[PROVIDED PASSAGE]:
-- Opening Marker --
Today, on the 27th day of Women’s History Month, I’m honoring the countless women who provide care for family members, and three outstanding women doctors who touched my life as I cared for my mother and later, my uncle. According to a study by AARP, there are more than 65 million Americans providing $450 billion worth of unpaid caregiving for family members. In the not-too-distant past, women typically acted as nurses or caregivers, while men became doctors. When I grew up in the 1950s and 60s, most of the doctors our family visited were men. Today, my choice of doctors is almost exclusively female, and many of my women friends prefer women doctors.
My mother’s cancer battle began with Dr. Generosa Grana, Chief of Oncology at Cooper Hospital, and Dr. Diane Barton, her primary care doctor, also affiliated with Cooper Hospital. Dr. Barton was my primary care doctor, too, and she never hesitated to investigate and question any symptom either of us brought her way. Sadly, Dr. Barton died in 2005 of ovarian cancer, but she worked until the end, to the benefit of cancer patients who would follow her. Today, the Diane Barton Complementary Medicine Center offers comfort, inspiration and health giving care to cancer patients and their families throughout the region.
-- Closing Marker --
[DATA FOR ANALYSIS]:
-- Opening Marker --
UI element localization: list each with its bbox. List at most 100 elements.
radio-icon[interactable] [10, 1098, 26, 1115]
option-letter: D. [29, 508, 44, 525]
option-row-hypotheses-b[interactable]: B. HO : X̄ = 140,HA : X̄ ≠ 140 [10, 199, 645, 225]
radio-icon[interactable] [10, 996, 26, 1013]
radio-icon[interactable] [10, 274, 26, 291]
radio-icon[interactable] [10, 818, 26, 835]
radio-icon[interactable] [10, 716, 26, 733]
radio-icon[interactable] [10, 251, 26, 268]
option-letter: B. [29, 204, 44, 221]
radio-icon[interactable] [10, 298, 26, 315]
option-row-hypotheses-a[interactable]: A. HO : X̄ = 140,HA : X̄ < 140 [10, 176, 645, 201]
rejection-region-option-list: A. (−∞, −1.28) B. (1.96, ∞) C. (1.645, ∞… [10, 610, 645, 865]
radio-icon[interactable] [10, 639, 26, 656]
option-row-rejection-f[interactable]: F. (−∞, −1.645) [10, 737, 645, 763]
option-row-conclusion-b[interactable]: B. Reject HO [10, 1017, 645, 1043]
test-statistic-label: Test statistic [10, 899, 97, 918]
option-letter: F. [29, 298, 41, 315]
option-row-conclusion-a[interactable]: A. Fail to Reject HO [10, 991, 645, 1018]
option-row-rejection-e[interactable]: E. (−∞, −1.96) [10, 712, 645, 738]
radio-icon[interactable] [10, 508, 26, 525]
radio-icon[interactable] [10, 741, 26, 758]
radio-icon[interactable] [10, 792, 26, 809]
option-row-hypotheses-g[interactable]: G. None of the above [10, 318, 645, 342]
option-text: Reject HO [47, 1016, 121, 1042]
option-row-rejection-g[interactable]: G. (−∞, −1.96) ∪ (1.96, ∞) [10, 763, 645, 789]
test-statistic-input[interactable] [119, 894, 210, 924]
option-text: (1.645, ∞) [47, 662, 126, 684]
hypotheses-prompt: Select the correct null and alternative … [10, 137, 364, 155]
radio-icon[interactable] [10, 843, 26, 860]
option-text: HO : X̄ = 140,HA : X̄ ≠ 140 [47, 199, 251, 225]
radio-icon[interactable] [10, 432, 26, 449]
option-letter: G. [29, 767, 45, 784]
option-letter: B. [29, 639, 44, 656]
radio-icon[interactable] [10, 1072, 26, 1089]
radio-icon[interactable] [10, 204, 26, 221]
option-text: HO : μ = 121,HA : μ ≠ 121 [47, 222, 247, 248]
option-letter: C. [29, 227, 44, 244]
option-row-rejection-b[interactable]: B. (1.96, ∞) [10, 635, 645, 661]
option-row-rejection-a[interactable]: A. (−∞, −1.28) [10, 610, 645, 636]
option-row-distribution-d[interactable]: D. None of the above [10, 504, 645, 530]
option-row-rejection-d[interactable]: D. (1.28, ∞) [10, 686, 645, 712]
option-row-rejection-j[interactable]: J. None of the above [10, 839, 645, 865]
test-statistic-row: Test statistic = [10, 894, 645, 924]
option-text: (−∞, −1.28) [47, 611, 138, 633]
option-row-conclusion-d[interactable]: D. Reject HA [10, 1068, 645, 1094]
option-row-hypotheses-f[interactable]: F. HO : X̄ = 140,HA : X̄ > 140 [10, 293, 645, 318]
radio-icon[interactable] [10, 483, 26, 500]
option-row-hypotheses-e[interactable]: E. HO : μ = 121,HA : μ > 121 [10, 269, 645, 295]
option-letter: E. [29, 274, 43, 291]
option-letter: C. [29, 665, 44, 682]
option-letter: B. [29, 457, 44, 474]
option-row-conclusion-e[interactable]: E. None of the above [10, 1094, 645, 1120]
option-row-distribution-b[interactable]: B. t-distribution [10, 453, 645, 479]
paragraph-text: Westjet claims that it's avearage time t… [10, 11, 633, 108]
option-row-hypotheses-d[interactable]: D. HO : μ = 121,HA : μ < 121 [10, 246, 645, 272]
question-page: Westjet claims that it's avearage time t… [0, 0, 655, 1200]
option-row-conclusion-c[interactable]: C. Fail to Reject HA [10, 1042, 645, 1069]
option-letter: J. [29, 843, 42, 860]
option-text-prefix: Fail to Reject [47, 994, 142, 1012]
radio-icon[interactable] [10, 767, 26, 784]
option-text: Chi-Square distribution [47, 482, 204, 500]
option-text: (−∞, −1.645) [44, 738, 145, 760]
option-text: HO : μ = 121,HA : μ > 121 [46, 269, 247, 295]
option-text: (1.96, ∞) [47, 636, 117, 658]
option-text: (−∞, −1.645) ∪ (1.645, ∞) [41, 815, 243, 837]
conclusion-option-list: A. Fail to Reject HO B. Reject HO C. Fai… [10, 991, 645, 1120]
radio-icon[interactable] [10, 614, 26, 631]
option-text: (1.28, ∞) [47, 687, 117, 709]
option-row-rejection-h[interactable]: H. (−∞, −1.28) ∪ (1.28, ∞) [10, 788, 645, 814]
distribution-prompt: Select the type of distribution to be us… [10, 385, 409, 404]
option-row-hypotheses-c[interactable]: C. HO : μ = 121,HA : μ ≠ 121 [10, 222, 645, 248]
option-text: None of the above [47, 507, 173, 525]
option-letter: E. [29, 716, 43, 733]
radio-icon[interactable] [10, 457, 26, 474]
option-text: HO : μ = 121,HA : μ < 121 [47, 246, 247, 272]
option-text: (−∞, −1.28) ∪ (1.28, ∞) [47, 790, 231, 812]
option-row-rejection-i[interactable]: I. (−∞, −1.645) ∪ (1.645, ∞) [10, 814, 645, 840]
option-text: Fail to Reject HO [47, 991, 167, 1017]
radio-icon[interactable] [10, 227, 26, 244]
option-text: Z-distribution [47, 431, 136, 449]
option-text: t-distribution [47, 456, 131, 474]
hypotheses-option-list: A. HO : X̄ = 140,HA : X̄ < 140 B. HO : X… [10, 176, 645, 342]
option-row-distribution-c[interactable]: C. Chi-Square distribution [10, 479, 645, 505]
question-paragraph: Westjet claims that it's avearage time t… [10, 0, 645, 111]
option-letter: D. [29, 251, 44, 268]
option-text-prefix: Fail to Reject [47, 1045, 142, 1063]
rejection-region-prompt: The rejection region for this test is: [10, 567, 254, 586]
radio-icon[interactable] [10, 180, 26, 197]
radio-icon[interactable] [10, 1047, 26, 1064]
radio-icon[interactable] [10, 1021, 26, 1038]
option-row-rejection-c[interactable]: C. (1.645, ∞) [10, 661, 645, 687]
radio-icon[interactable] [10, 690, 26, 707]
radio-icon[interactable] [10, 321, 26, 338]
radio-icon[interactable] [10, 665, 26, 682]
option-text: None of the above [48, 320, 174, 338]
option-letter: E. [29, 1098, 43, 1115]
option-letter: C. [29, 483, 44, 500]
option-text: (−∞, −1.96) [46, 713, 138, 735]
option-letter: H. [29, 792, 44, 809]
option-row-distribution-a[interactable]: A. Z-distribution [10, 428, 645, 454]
-- Closing Marker --
[WORK ORDER]:
Write the next part of the Women's History Month post about caregiving and women doctors, picking up after its last sentence.

[SOLVED PROBLEM]:
Dr. Generosa Grana was my mother’s oncologist, and she is presently an Associate Professor of Medicine at the Robert Wood Johnson Medical School, and Director of the MD Anderson Cancer Center at Cooper. Although she has received numerous awards and published widely, her warmth, strength, and expert advice is never in short supply for patients. In January, 1996, as my mother, sister, and I sat in Dr. Grana’s office and received bad news, Dr. Grana delivered the diagnosis with a clear plan of action to fight back. My mother’s four-year remission was a glorious reprieve in which she painted, traveled, and made the absolute most of the life she reclaimed. Both Dr. Barton and Dr. Grana added greatly to our confidence and sense of safety as we negotiated the frightening world of chemotherapy, radiation, and all the after-effects. My father told me I should have been a doctor, because I kept such copious notes and files from all these visits. I didn’t argue with him, but it never occurred to me to become a doctor; I like to tell stories and make pictures, and as I walked by my mother’s side through this baffling journey, I wanted to record the information, not only to negotiate the way for her, but to learn how healing, and language, and interpersonal behavior really worked, on the ground, as opposed to, say, on Marcus Welby, M.D. or Grey’s Anatomy.
Two years after my mother died, I learned that my Uncle Jim, her brother, had Parkinson’s Disease. He lived alone in Indianapolis, and so I became a long-distance caregiver to him. I travelled regularly to Indiana where I found the amazing Dr. Joanne Wojcieszek, (“call me Dr. Joanne”), Clinical Associate Professor of Neurology and Director of the Movement Disorders Clinic at the Indiana University School of Medicine. She has received many honors, including teaching awards as well as the National Institute of Health Local Legend award, but the reason she’s stayed in my heart and mind all these years is the connection she established, immediately, with my shy, unsteady uncle who was in the late stages of Parkinson’s Disease when she met him. Her warm, humorous, direct conversation lit him up, and as a caregiver, the gift of hope and structure for a process so fraught with mystery and challenge is a tonic. Her nurse-administrator, Kristy Keller, was equally warm and helpful.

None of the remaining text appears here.